▶ **TASK TO COMPLETE**
Copy the entries below exactly. Images do not belong in the copy.

Dataset entries
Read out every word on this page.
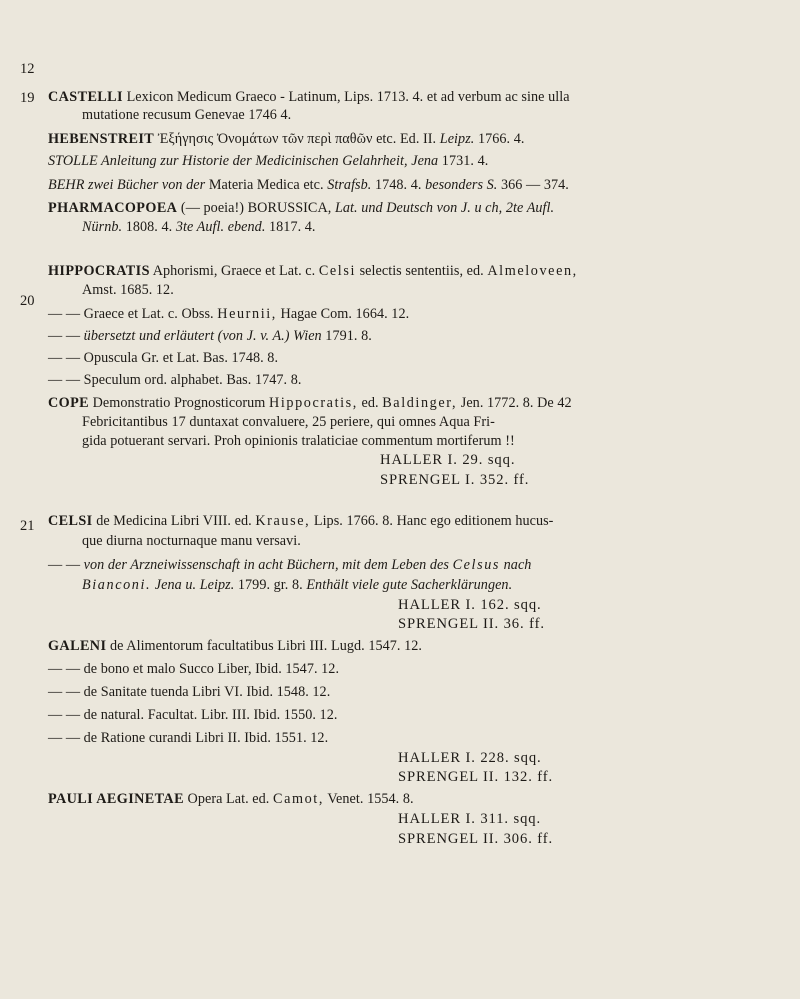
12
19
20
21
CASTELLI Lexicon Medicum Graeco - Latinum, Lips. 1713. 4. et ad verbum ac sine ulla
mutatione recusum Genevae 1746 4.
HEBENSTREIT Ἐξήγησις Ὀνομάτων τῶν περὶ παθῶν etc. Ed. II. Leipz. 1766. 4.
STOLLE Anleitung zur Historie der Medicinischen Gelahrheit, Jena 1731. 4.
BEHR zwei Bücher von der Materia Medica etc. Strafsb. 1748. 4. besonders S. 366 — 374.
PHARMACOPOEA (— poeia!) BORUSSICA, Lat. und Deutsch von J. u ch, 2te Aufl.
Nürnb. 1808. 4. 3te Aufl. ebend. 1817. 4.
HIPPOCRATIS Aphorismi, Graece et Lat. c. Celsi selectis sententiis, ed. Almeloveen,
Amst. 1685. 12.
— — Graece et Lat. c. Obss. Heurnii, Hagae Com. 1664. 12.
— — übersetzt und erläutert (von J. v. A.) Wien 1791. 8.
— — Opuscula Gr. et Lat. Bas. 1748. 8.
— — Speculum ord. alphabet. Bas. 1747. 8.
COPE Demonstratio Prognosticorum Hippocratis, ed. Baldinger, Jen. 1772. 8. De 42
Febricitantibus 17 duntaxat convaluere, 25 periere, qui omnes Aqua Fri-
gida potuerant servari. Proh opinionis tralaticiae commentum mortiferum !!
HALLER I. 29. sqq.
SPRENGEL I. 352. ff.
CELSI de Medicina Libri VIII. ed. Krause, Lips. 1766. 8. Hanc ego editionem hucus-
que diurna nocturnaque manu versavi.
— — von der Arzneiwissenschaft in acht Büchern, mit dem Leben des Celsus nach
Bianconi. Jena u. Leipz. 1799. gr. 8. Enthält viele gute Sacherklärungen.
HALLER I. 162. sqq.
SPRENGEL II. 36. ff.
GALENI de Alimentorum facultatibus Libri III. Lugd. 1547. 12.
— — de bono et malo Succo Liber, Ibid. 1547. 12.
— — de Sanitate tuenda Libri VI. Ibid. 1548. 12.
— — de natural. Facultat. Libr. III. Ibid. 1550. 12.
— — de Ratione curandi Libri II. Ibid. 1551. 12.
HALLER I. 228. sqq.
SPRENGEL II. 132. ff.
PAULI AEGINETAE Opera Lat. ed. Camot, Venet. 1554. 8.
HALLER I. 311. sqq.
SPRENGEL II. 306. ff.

▶ **WORKED ANSWER**
Read out every word on this page.
12
19
20
21
CASTELLI Lexicon Medicum Graeco - Latinum, Lips. 1713. 4. et ad verbum ac sine ulla
mutatione recusum Genevae 1746 4.
HEBENSTREIT Ἐξήγησις Ὀνομάτων τῶν περὶ παθῶν etc. Ed. II. Leipz. 1766. 4.
STOLLE Anleitung zur Historie der Medicinischen Gelahrheit, Jena 1731. 4.
BEHR zwei Bücher von der Materia Medica etc. Strafsb. 1748. 4. besonders S. 366 — 374.
PHARMACOPOEA (— poeia!) BORUSSICA, Lat. und Deutsch von J. u ch, 2te Aufl.
Nürnb. 1808. 4. 3te Aufl. ebend. 1817. 4.
HIPPOCRATIS Aphorismi, Graece et Lat. c. Celsi selectis sententiis, ed. Almeloveen,
Amst. 1685. 12.
— — Graece et Lat. c. Obss. Heurnii, Hagae Com. 1664. 12.
— — übersetzt und erläutert (von J. v. A.) Wien 1791. 8.
— — Opuscula Gr. et Lat. Bas. 1748. 8.
— — Speculum ord. alphabet. Bas. 1747. 8.
COPE Demonstratio Prognosticorum Hippocratis, ed. Baldinger, Jen. 1772. 8. De 42
Febricitantibus 17 duntaxat convaluere, 25 periere, qui omnes Aqua Fri-
gida potuerant servari. Proh opinionis tralaticiae commentum mortiferum !!
HALLER I. 29. sqq.
SPRENGEL I. 352. ff.
CELSI de Medicina Libri VIII. ed. Krause, Lips. 1766. 8. Hanc ego editionem hucus-
que diurna nocturnaque manu versavi.
— — von der Arzneiwissenschaft in acht Büchern, mit dem Leben des Celsus nach
Bianconi. Jena u. Leipz. 1799. gr. 8. Enthält viele gute Sacherklärungen.
HALLER I. 162. sqq.
SPRENGEL II. 36. ff.
GALENI de Alimentorum facultatibus Libri III. Lugd. 1547. 12.
— — de bono et malo Succo Liber, Ibid. 1547. 12.
— — de Sanitate tuenda Libri VI. Ibid. 1548. 12.
— — de natural. Facultat. Libr. III. Ibid. 1550. 12.
— — de Ratione curandi Libri II. Ibid. 1551. 12.
HALLER I. 228. sqq.
SPRENGEL II. 132. ff.
PAULI AEGINETAE Opera Lat. ed. Camot, Venet. 1554. 8.
HALLER I. 311. sqq.
SPRENGEL II. 306. ff.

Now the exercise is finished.